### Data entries
══════
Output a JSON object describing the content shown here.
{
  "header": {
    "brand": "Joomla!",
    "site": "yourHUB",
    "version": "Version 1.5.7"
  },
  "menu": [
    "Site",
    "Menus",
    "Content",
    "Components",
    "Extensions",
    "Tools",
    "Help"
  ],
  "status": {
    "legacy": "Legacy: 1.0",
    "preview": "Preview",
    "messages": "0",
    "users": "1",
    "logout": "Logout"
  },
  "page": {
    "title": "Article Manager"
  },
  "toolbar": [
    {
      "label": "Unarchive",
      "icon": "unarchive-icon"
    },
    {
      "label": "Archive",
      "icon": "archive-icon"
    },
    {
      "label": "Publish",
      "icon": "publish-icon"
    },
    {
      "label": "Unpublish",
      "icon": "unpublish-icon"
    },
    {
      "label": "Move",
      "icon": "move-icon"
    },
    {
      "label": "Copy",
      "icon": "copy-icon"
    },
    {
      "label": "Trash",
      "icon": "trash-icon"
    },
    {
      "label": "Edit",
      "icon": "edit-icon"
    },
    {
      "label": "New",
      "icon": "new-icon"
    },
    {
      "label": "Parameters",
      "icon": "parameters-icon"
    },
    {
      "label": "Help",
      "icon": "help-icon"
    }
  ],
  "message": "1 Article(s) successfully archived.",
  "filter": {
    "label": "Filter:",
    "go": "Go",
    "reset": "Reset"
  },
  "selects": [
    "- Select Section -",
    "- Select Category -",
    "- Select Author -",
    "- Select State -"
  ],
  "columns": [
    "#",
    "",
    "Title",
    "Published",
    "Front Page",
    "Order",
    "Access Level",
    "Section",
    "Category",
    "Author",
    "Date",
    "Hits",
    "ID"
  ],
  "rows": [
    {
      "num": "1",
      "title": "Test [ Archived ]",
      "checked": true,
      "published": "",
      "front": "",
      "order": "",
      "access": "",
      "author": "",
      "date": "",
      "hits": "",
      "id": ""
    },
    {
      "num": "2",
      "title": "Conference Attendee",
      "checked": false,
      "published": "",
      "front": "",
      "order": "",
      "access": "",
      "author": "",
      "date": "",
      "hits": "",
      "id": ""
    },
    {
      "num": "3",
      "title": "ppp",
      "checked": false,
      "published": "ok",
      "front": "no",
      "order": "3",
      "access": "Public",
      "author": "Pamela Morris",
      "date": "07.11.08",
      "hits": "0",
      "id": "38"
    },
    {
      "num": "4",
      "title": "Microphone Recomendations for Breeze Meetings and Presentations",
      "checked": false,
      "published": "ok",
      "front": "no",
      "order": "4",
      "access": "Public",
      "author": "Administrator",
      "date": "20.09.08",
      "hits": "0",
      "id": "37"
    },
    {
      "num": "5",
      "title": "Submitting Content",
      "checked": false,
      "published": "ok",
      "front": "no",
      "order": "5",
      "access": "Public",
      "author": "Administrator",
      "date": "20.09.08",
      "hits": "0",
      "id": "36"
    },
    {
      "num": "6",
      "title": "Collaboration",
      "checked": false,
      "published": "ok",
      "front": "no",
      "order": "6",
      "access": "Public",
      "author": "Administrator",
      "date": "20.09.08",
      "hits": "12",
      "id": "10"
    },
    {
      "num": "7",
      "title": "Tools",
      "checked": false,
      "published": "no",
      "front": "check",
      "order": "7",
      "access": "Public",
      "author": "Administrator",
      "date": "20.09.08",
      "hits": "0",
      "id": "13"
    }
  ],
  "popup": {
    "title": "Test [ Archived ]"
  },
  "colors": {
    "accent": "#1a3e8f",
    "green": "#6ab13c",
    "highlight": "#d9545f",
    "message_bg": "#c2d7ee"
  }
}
══════
### YOUR INSTRUCTIONS
Your task is to pick out every line with the string "Test" and copy it.

### EXERCISE ANSWER
      "title": "Test [ Archived ]",
    "title": "Test [ Archived ]"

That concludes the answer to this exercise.